Work required:
Wherever "SRMTID" appears in a line, copy that line.

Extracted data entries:
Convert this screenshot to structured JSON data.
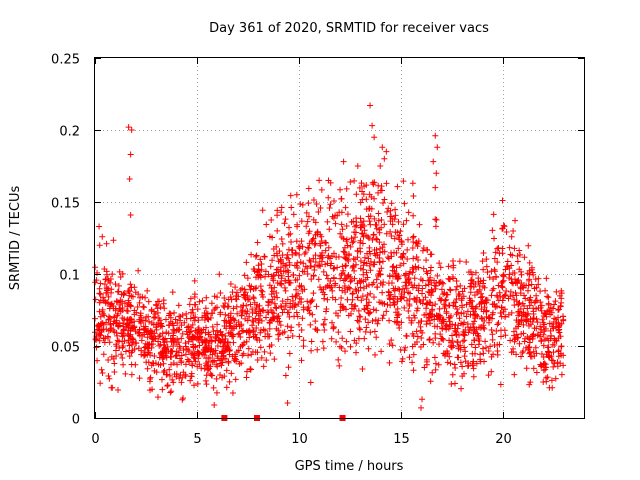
{
  "chart_data": {
    "type": "scatter",
    "title": "Day 361 of 2020, SRMTID for receiver vacs",
    "xlabel": "GPS time / hours",
    "ylabel": "SRMTID / TECUs",
    "xlim": [
      0,
      24
    ],
    "ylim": [
      0,
      0.25
    ],
    "xticks": [
      0,
      5,
      10,
      15,
      20
    ],
    "xtick_labels": [
      "0",
      "5",
      "10",
      "15",
      "20"
    ],
    "yticks": [
      0,
      0.05,
      0.1,
      0.15,
      0.2,
      0.25
    ],
    "ytick_labels": [
      "0",
      "0.05",
      "0.1",
      "0.15",
      "0.2",
      "0.25"
    ],
    "grid": true,
    "marker": "plus",
    "series_color": "#ff0000",
    "trend": [
      {
        "x": 0,
        "y": 0.07
      },
      {
        "x": 0.5,
        "y": 0.075
      },
      {
        "x": 1,
        "y": 0.065
      },
      {
        "x": 2,
        "y": 0.06
      },
      {
        "x": 3,
        "y": 0.055
      },
      {
        "x": 4,
        "y": 0.05
      },
      {
        "x": 5,
        "y": 0.055
      },
      {
        "x": 6,
        "y": 0.055
      },
      {
        "x": 7,
        "y": 0.06
      },
      {
        "x": 8,
        "y": 0.075
      },
      {
        "x": 9,
        "y": 0.09
      },
      {
        "x": 10,
        "y": 0.1
      },
      {
        "x": 11,
        "y": 0.1
      },
      {
        "x": 12,
        "y": 0.1
      },
      {
        "x": 13,
        "y": 0.105
      },
      {
        "x": 14,
        "y": 0.11
      },
      {
        "x": 15,
        "y": 0.1
      },
      {
        "x": 16,
        "y": 0.085
      },
      {
        "x": 17,
        "y": 0.075
      },
      {
        "x": 18,
        "y": 0.065
      },
      {
        "x": 19,
        "y": 0.075
      },
      {
        "x": 20,
        "y": 0.09
      },
      {
        "x": 21,
        "y": 0.075
      },
      {
        "x": 22,
        "y": 0.06
      },
      {
        "x": 23,
        "y": 0.06
      }
    ],
    "outliers": [
      {
        "x": 1.65,
        "y": 0.202
      },
      {
        "x": 1.8,
        "y": 0.2
      },
      {
        "x": 1.75,
        "y": 0.183
      },
      {
        "x": 1.7,
        "y": 0.166
      },
      {
        "x": 1.75,
        "y": 0.141
      },
      {
        "x": 13.5,
        "y": 0.217
      },
      {
        "x": 13.6,
        "y": 0.203
      },
      {
        "x": 13.7,
        "y": 0.195
      },
      {
        "x": 14.1,
        "y": 0.188
      },
      {
        "x": 14.3,
        "y": 0.185
      },
      {
        "x": 14.2,
        "y": 0.18
      },
      {
        "x": 14.0,
        "y": 0.175
      },
      {
        "x": 16.7,
        "y": 0.196
      },
      {
        "x": 16.8,
        "y": 0.188
      },
      {
        "x": 16.6,
        "y": 0.178
      },
      {
        "x": 16.75,
        "y": 0.17
      },
      {
        "x": 16.7,
        "y": 0.16
      },
      {
        "x": 16.7,
        "y": 0.138
      },
      {
        "x": 12.2,
        "y": 0.178
      },
      {
        "x": 12.9,
        "y": 0.175
      },
      {
        "x": 11.0,
        "y": 0.165
      },
      {
        "x": 15.6,
        "y": 0.163
      },
      {
        "x": 20.0,
        "y": 0.151
      },
      {
        "x": 0.2,
        "y": 0.133
      },
      {
        "x": 0.8,
        "y": 0.021
      },
      {
        "x": 0.85,
        "y": 0.021
      },
      {
        "x": 2.8,
        "y": 0.02
      },
      {
        "x": 5.85,
        "y": 0.009
      },
      {
        "x": 16.0,
        "y": 0.007
      },
      {
        "x": 16.05,
        "y": 0.013
      },
      {
        "x": 22.0,
        "y": 0.025
      },
      {
        "x": 22.3,
        "y": 0.021
      }
    ],
    "zero_markers": [
      {
        "x": 6.35,
        "y": 0
      },
      {
        "x": 7.95,
        "y": 0
      },
      {
        "x": 12.15,
        "y": 0
      }
    ]
  }
}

Finished task:
    "title": "Day 361 of 2020, SRMTID for receiver vacs",
    "ylabel": "SRMTID / TECUs",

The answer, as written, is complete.